ТЕКСТ ДЛЯ ЧТЕНИЯ
Известно, что летом 1941 года немецкие танкисты, столкнувшись с сильным сопротивлением, которое невозможно было преодолеть без серьезных потерь, старались выйти из боя. «Решать вопрос» в таком случае предстояло авиации и артиллерии. Господство люфтваффе в воздухе, хорошо организованное сопровождение танковых подразделений артиллерией и надежная связь вполне позволяли действовать подобным образом.
«Мама», – прошептал я
Воспоминания танкиста Дмитрия Пикуленко (БТ-5 – жертва немецкого «Ганомага» и отомстивший за него БТ-7, ВПК, 17 мая) позволяют наглядно представить, как выглядела такая манера воевать в июле 1941 года.
Вот как складывалась ситуация к началу встречного танкового боя: «Мы по-прежнему двигались впереди. Чуть отставая, шли «тридцатьчетверка» капитана и штук двенадцать легких танков...показались немецкие танки. Их было штук десять... Вскоре я разглядел в прицел, что это Т-3, а следом идут четыре приземистые, похожие на пауков самоходные установки «Артштурм», с короткоствольными пушками калибра 75 миллиметров и вдалеке бронетранспортеры с пехотой».

ПОКАЗАННЫЕ ЗАПИСИ
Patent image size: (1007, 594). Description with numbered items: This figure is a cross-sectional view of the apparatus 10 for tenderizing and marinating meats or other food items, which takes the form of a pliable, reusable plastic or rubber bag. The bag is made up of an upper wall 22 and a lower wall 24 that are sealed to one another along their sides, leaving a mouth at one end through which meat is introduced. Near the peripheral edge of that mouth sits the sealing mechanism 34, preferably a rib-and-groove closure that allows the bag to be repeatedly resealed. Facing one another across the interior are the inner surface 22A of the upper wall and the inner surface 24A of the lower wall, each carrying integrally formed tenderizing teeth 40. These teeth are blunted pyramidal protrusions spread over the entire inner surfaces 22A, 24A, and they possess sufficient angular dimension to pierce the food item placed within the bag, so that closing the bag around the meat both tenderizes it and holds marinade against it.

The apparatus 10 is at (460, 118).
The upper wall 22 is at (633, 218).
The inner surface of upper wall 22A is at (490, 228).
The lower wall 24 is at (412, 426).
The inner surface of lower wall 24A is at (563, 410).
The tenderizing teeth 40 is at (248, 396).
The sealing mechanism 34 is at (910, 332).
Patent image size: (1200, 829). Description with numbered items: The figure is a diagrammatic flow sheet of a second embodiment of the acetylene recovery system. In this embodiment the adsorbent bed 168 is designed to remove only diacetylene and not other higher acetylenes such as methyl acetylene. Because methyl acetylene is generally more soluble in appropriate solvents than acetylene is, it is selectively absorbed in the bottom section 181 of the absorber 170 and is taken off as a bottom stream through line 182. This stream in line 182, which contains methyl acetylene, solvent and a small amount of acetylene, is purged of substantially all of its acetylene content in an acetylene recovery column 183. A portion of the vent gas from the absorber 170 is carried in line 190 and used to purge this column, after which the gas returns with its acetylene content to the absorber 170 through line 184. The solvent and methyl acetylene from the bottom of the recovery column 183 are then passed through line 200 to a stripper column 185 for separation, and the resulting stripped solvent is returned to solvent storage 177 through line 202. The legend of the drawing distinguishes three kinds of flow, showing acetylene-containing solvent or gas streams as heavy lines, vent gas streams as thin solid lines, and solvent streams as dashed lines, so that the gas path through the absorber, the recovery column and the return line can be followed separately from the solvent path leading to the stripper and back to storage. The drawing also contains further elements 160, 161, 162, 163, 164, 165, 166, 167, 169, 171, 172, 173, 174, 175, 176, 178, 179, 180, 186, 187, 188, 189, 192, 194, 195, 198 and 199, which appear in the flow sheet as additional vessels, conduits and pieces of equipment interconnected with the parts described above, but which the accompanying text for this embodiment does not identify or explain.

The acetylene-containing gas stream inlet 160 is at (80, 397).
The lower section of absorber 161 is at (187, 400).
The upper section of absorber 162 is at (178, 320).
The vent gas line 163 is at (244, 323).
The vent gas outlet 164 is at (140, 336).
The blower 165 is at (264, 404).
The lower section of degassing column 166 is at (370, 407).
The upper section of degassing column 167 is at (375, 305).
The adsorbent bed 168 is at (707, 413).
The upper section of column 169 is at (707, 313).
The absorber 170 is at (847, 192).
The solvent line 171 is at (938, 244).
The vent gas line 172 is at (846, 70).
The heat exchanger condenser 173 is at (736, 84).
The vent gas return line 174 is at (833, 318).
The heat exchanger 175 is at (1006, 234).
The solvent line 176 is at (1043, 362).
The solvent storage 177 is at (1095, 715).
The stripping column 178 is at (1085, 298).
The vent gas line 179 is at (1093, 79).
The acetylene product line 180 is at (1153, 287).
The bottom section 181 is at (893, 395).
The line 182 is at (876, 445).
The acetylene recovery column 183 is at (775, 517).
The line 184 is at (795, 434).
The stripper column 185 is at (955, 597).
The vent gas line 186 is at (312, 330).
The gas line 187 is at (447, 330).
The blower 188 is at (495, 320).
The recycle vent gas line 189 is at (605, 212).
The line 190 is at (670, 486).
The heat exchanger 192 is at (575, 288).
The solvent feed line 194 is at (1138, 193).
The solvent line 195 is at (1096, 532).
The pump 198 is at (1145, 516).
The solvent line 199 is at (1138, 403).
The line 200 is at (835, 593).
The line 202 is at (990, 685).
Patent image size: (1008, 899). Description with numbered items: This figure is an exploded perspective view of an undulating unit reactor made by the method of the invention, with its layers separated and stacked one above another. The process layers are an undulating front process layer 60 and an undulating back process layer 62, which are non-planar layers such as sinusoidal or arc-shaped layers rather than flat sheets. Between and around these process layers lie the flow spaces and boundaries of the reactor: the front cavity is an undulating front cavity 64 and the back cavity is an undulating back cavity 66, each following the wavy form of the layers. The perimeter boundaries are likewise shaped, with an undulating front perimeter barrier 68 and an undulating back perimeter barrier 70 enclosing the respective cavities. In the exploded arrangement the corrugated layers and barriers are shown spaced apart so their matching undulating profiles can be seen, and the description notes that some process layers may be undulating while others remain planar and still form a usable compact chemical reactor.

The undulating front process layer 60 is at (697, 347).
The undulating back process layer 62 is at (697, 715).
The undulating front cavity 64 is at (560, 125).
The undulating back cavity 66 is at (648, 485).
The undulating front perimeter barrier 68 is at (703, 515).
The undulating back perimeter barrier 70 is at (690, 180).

ЦЕЛЬ ЗАДАНИЯ
Проверьте по тексту о танковом бое 1941 года, верны ли утверждения: (а) летом 1941 года немецкие танкисты при сильном сопротивлении старались выйти из боя; (б) немецких танков показалось около двадцати; (в) самоходные установки «Артштурм» были вооружены длинноствольными пушками. Для каждого ответьте «да» или «нет» и приведите точную цитату из текста, на которой основан ответ. Записи взяты из другого источника.

ПОЛНЫЙ ОТВЕТ
(а) Да: «старались выйти из боя».
(б) Нет: «Их было штук десять».
(в) Нет: «с короткоствольными пушками калибра 75 миллиметров».